_The data_.
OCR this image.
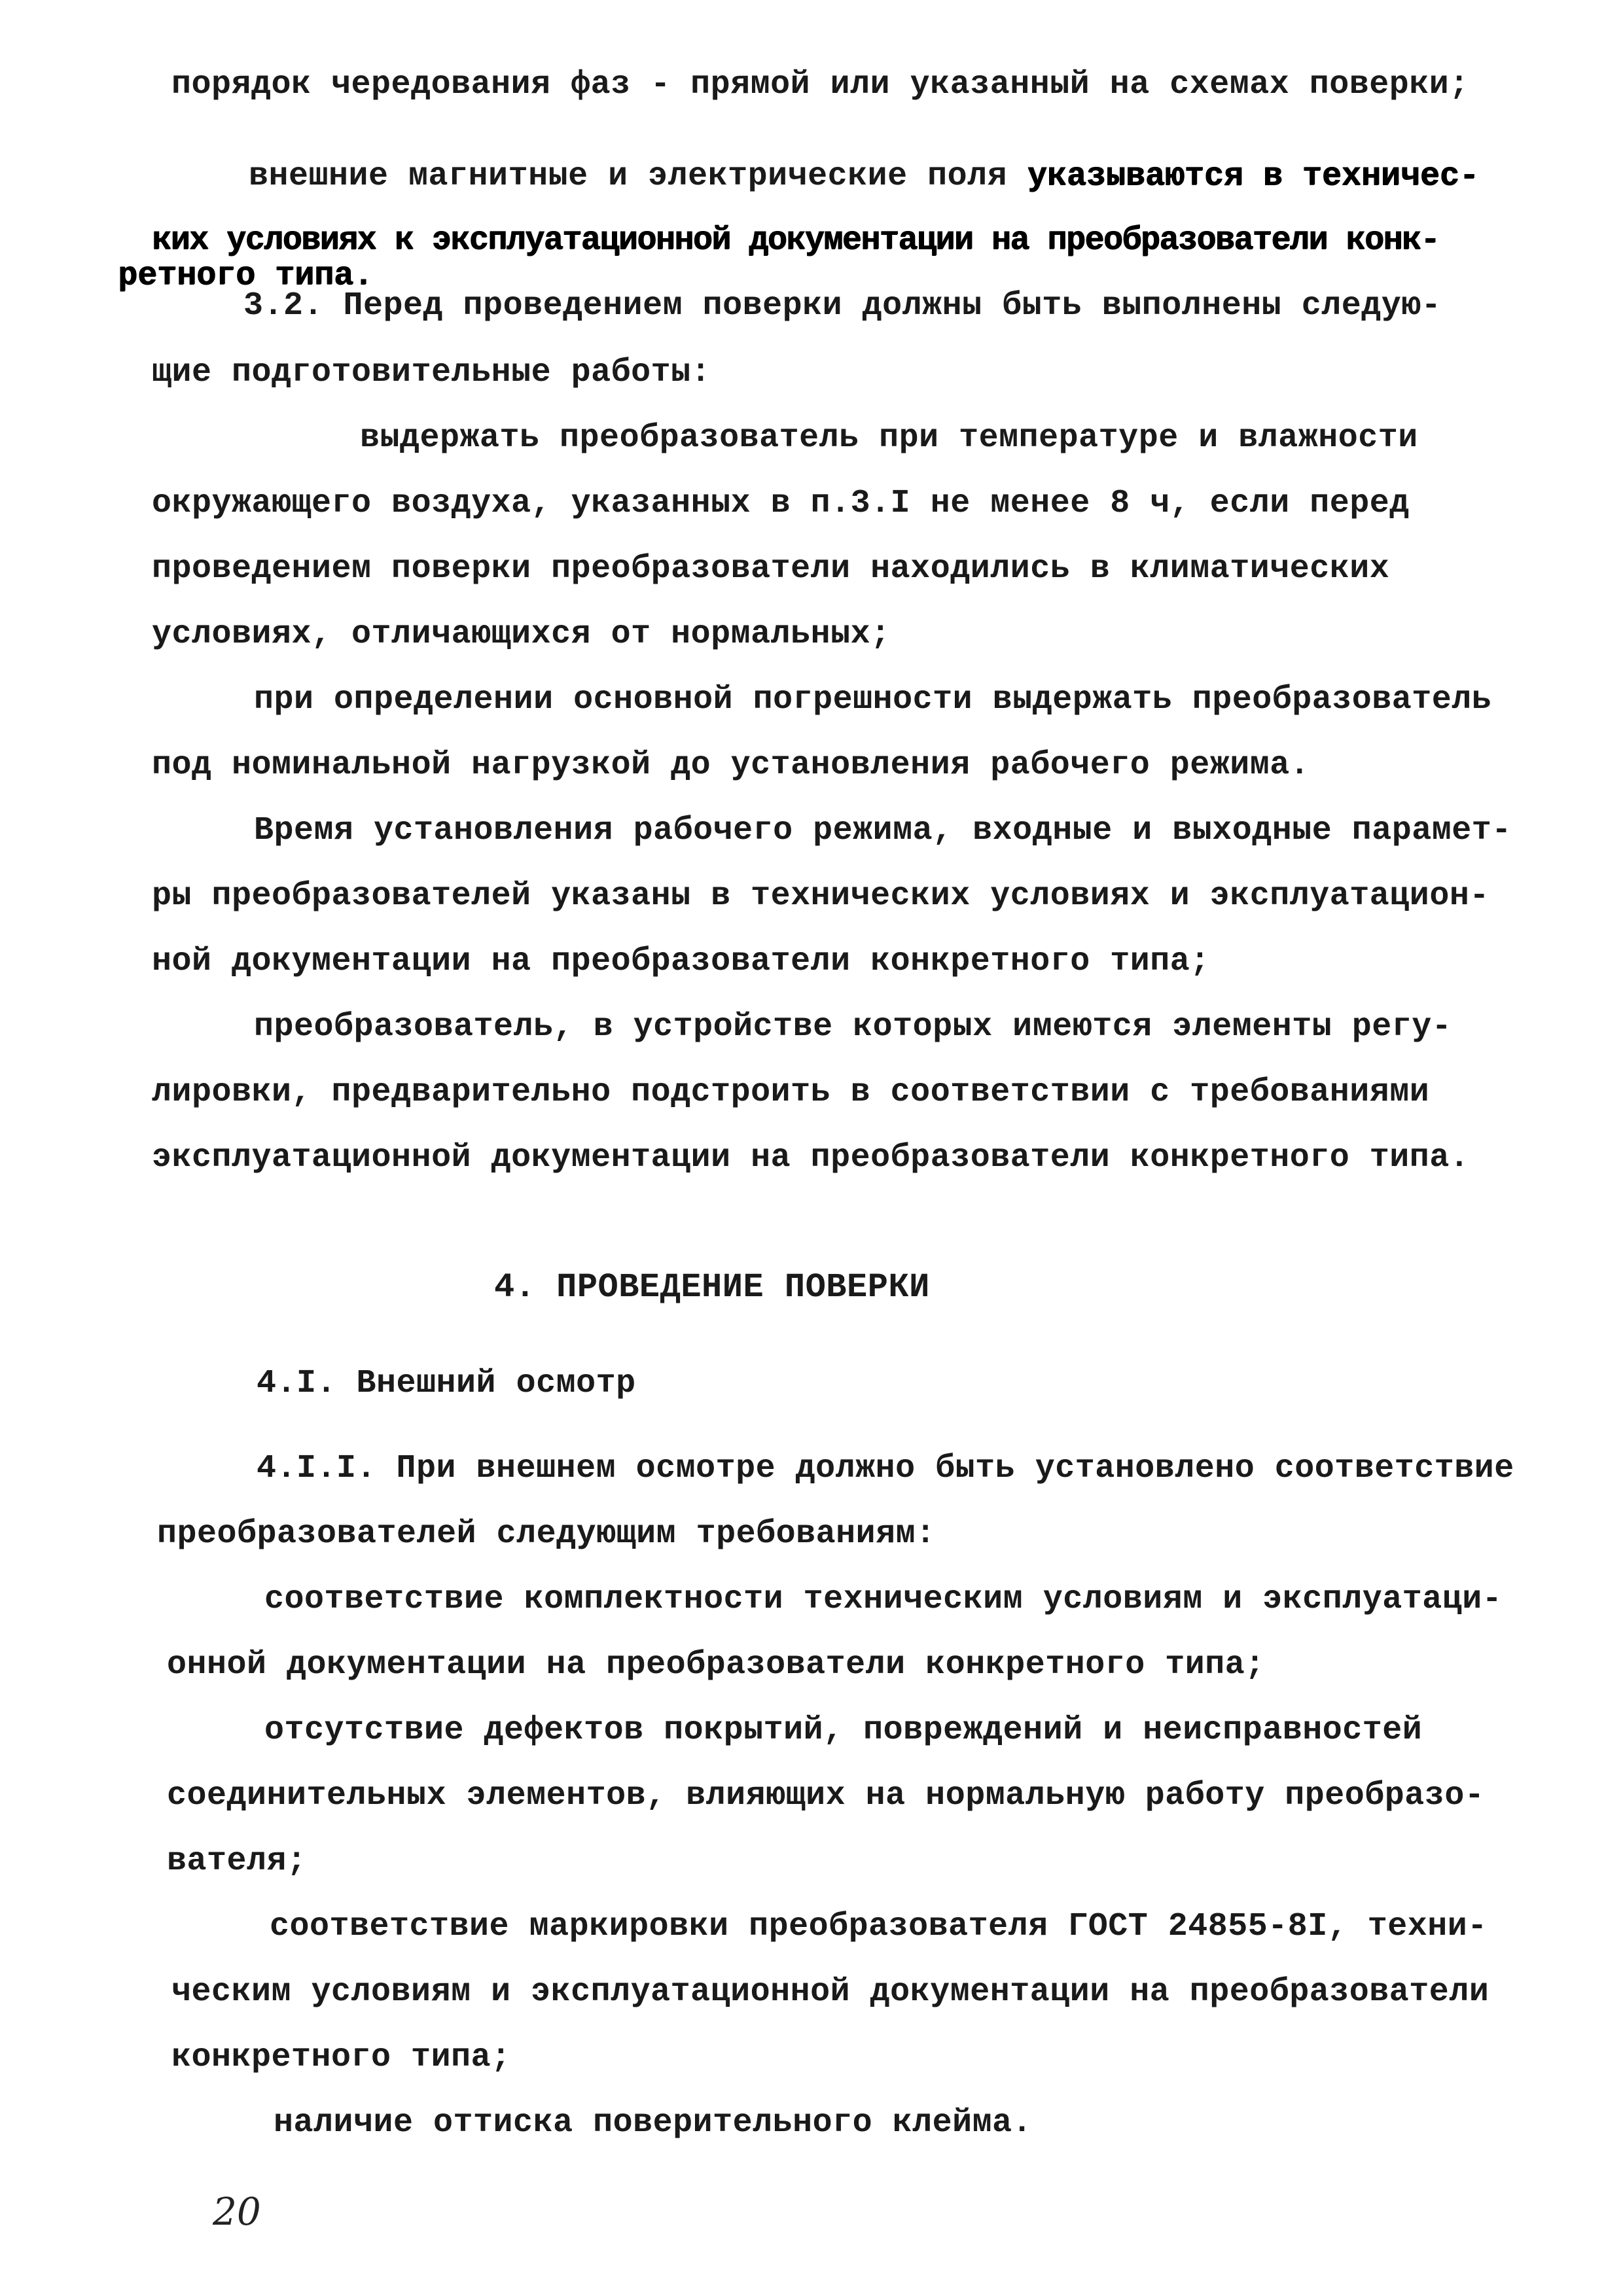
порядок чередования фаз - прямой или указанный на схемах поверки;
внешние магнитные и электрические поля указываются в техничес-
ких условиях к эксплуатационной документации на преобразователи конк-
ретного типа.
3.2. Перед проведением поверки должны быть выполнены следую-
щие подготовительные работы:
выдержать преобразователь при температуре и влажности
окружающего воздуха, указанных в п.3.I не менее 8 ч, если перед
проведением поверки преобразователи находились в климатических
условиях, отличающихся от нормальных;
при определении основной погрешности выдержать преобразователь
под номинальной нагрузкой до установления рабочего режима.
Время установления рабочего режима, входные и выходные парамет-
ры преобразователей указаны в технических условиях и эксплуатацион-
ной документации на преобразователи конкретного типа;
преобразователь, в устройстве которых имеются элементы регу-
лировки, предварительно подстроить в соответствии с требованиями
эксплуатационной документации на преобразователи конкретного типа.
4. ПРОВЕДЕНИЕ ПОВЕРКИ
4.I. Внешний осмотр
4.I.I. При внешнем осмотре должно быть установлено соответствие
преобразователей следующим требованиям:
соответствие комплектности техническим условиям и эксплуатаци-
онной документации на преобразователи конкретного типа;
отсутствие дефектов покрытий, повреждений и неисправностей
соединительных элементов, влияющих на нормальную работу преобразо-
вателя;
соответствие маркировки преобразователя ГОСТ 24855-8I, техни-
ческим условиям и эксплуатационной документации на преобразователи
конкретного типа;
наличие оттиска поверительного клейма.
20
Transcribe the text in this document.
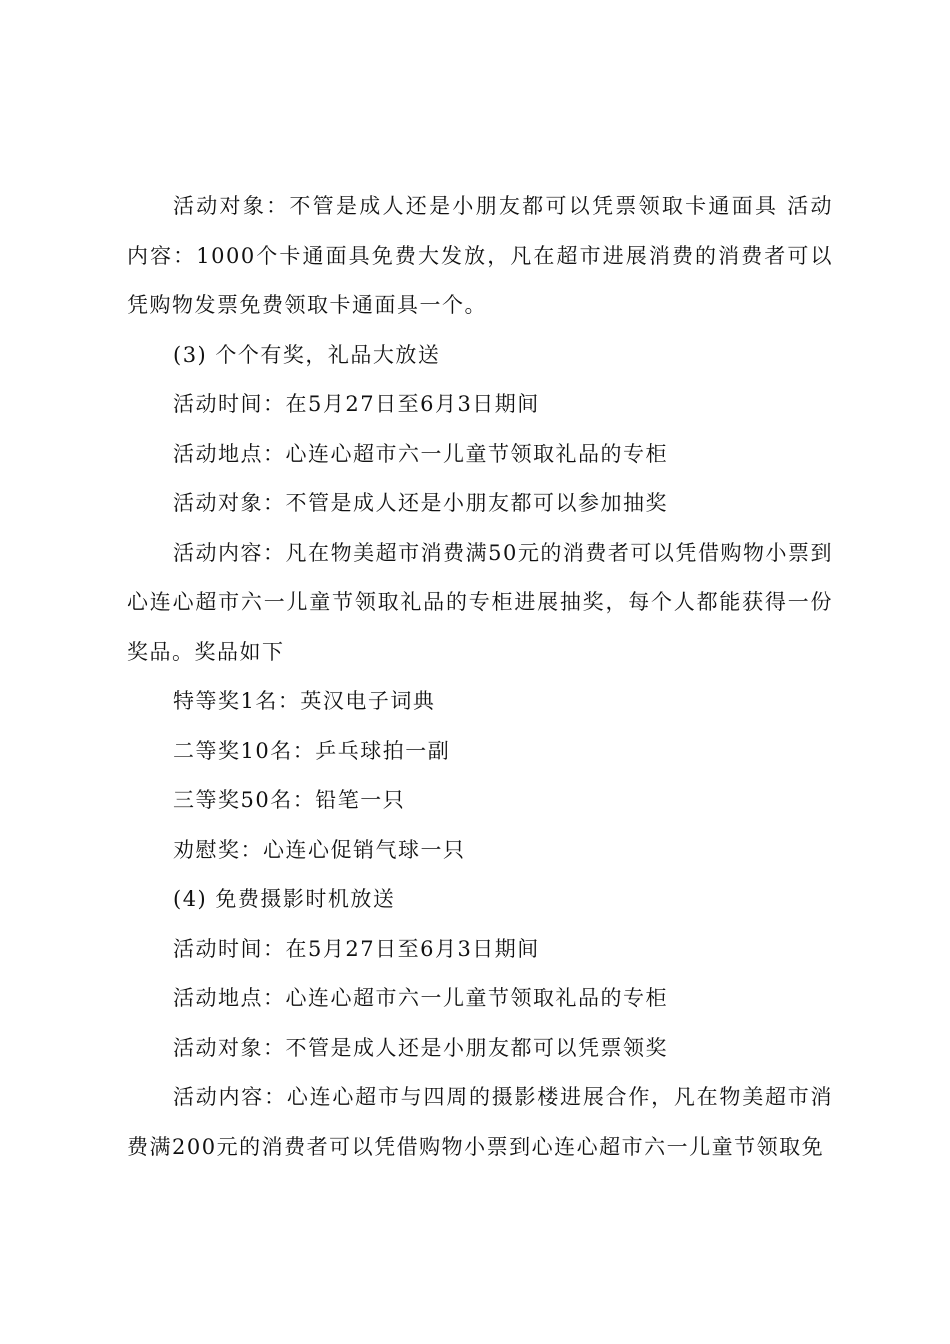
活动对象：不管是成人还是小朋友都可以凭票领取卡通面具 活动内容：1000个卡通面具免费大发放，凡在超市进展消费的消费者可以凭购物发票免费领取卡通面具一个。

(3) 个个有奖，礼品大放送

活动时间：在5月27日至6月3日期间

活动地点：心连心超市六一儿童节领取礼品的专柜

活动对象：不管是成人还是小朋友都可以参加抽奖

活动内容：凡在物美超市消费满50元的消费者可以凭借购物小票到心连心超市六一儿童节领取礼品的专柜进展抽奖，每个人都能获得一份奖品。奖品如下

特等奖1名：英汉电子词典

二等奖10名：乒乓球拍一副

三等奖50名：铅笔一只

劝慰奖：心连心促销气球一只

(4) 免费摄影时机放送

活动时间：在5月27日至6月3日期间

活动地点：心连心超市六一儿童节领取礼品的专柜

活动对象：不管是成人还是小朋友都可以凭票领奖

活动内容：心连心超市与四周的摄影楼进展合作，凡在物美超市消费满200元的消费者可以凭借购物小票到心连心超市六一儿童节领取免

_Stated exercise_. Read through the entries and copy each line in which "проведением" appears.

_Output of the task_.
3.2. Перед проведением поверки должны быть выполнены следую-
проведением поверки преобразователи находились в климатических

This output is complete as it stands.